• _Set problem_: Return the complete listing that follows, with each line reproduced exactly.

Data listing
————————

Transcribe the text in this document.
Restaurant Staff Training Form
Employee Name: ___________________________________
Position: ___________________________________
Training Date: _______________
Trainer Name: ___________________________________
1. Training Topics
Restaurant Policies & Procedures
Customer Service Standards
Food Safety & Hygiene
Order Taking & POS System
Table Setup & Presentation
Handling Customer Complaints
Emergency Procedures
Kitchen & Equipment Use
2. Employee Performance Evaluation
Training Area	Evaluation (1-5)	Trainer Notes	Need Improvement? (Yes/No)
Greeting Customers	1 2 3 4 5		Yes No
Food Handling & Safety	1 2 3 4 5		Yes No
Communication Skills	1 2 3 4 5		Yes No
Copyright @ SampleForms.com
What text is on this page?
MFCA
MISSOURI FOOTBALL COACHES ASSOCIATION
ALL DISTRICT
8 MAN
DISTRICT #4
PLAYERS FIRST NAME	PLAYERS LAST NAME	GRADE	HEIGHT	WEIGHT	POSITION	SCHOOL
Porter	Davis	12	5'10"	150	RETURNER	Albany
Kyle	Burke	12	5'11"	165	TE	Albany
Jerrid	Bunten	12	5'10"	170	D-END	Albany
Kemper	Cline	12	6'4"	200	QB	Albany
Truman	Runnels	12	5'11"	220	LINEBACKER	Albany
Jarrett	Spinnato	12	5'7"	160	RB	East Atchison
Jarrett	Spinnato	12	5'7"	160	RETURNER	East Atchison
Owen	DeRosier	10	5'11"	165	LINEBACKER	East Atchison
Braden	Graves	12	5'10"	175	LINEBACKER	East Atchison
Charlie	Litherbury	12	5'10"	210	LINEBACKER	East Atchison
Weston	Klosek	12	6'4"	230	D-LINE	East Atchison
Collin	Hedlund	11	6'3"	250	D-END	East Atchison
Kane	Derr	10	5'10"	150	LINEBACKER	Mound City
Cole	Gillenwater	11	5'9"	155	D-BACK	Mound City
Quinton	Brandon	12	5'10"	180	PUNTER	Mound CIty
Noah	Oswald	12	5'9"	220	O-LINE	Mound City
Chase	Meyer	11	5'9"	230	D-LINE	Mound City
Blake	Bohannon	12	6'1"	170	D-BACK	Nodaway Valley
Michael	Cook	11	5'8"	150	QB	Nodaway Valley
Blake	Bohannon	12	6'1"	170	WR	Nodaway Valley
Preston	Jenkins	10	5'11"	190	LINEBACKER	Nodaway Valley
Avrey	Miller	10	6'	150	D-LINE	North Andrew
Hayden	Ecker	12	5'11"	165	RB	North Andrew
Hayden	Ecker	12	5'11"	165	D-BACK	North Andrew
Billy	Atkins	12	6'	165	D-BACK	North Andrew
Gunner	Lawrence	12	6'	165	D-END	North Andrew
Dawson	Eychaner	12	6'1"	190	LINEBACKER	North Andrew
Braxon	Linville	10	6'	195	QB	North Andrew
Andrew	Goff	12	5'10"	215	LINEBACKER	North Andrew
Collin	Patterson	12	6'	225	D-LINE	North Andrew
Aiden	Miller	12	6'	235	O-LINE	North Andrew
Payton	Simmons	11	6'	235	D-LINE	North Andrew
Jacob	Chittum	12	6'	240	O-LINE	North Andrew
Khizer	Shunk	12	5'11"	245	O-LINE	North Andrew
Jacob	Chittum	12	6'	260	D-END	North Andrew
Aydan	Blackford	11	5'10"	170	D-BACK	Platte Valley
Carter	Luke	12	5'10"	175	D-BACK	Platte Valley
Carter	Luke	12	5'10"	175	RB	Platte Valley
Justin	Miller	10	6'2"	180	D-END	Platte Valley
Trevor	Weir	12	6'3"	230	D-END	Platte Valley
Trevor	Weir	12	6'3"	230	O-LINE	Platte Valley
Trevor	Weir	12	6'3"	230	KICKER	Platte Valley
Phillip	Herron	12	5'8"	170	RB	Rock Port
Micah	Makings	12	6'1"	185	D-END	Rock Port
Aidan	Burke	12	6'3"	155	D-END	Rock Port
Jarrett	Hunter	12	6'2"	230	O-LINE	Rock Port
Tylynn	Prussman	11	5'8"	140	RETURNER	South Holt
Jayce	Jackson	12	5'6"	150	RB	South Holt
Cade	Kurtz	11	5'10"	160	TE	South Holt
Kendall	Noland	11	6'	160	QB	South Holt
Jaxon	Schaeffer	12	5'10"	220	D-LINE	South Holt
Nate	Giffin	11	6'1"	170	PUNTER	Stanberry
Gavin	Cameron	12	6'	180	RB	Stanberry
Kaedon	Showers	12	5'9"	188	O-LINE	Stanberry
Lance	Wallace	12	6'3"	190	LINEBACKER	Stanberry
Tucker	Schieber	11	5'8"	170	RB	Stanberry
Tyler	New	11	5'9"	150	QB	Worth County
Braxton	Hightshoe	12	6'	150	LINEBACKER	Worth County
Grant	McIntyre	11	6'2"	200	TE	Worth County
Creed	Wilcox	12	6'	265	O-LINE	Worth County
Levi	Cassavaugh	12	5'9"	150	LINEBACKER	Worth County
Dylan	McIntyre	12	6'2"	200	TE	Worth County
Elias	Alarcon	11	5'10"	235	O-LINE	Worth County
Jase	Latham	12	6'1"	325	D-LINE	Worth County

————————

• _Full output_:
Transcribe the text in this document.
Restaurant Staff Training Form
Employee Name: ___________________________________
Position: ___________________________________
Training Date: _______________
Trainer Name: ___________________________________
1. Training Topics
Restaurant Policies & Procedures
Customer Service Standards
Food Safety & Hygiene
Order Taking & POS System
Table Setup & Presentation
Handling Customer Complaints
Emergency Procedures
Kitchen & Equipment Use
2. Employee Performance Evaluation
Training Area	Evaluation (1-5)	Trainer Notes	Need Improvement? (Yes/No)
Greeting Customers	1 2 3 4 5		Yes No
Food Handling & Safety	1 2 3 4 5		Yes No
Communication Skills	1 2 3 4 5		Yes No
Copyright @ SampleForms.com
What text is on this page?
MFCA
MISSOURI FOOTBALL COACHES ASSOCIATION
ALL DISTRICT
8 MAN
DISTRICT #4
PLAYERS FIRST NAME	PLAYERS LAST NAME	GRADE	HEIGHT	WEIGHT	POSITION	SCHOOL
Porter	Davis	12	5'10"	150	RETURNER	Albany
Kyle	Burke	12	5'11"	165	TE	Albany
Jerrid	Bunten	12	5'10"	170	D-END	Albany
Kemper	Cline	12	6'4"	200	QB	Albany
Truman	Runnels	12	5'11"	220	LINEBACKER	Albany
Jarrett	Spinnato	12	5'7"	160	RB	East Atchison
Jarrett	Spinnato	12	5'7"	160	RETURNER	East Atchison
Owen	DeRosier	10	5'11"	165	LINEBACKER	East Atchison
Braden	Graves	12	5'10"	175	LINEBACKER	East Atchison
Charlie	Litherbury	12	5'10"	210	LINEBACKER	East Atchison
Weston	Klosek	12	6'4"	230	D-LINE	East Atchison
Collin	Hedlund	11	6'3"	250	D-END	East Atchison
Kane	Derr	10	5'10"	150	LINEBACKER	Mound City
Cole	Gillenwater	11	5'9"	155	D-BACK	Mound City
Quinton	Brandon	12	5'10"	180	PUNTER	Mound CIty
Noah	Oswald	12	5'9"	220	O-LINE	Mound City
Chase	Meyer	11	5'9"	230	D-LINE	Mound City
Blake	Bohannon	12	6'1"	170	D-BACK	Nodaway Valley
Michael	Cook	11	5'8"	150	QB	Nodaway Valley
Blake	Bohannon	12	6'1"	170	WR	Nodaway Valley
Preston	Jenkins	10	5'11"	190	LINEBACKER	Nodaway Valley
Avrey	Miller	10	6'	150	D-LINE	North Andrew
Hayden	Ecker	12	5'11"	165	RB	North Andrew
Hayden	Ecker	12	5'11"	165	D-BACK	North Andrew
Billy	Atkins	12	6'	165	D-BACK	North Andrew
Gunner	Lawrence	12	6'	165	D-END	North Andrew
Dawson	Eychaner	12	6'1"	190	LINEBACKER	North Andrew
Braxon	Linville	10	6'	195	QB	North Andrew
Andrew	Goff	12	5'10"	215	LINEBACKER	North Andrew
Collin	Patterson	12	6'	225	D-LINE	North Andrew
Aiden	Miller	12	6'	235	O-LINE	North Andrew
Payton	Simmons	11	6'	235	D-LINE	North Andrew
Jacob	Chittum	12	6'	240	O-LINE	North Andrew
Khizer	Shunk	12	5'11"	245	O-LINE	North Andrew
Jacob	Chittum	12	6'	260	D-END	North Andrew
Aydan	Blackford	11	5'10"	170	D-BACK	Platte Valley
Carter	Luke	12	5'10"	175	D-BACK	Platte Valley
Carter	Luke	12	5'10"	175	RB	Platte Valley
Justin	Miller	10	6'2"	180	D-END	Platte Valley
Trevor	Weir	12	6'3"	230	D-END	Platte Valley
Trevor	Weir	12	6'3"	230	O-LINE	Platte Valley
Trevor	Weir	12	6'3"	230	KICKER	Platte Valley
Phillip	Herron	12	5'8"	170	RB	Rock Port
Micah	Makings	12	6'1"	185	D-END	Rock Port
Aidan	Burke	12	6'3"	155	D-END	Rock Port
Jarrett	Hunter	12	6'2"	230	O-LINE	Rock Port
Tylynn	Prussman	11	5'8"	140	RETURNER	South Holt
Jayce	Jackson	12	5'6"	150	RB	South Holt
Cade	Kurtz	11	5'10"	160	TE	South Holt
Kendall	Noland	11	6'	160	QB	South Holt
Jaxon	Schaeffer	12	5'10"	220	D-LINE	South Holt
Nate	Giffin	11	6'1"	170	PUNTER	Stanberry
Gavin	Cameron	12	6'	180	RB	Stanberry
Kaedon	Showers	12	5'9"	188	O-LINE	Stanberry
Lance	Wallace	12	6'3"	190	LINEBACKER	Stanberry
Tucker	Schieber	11	5'8"	170	RB	Stanberry
Tyler	New	11	5'9"	150	QB	Worth County
Braxton	Hightshoe	12	6'	150	LINEBACKER	Worth County
Grant	McIntyre	11	6'2"	200	TE	Worth County
Creed	Wilcox	12	6'	265	O-LINE	Worth County
Levi	Cassavaugh	12	5'9"	150	LINEBACKER	Worth County
Dylan	McIntyre	12	6'2"	200	TE	Worth County
Elias	Alarcon	11	5'10"	235	O-LINE	Worth County
Jase	Latham	12	6'1"	325	D-LINE	Worth County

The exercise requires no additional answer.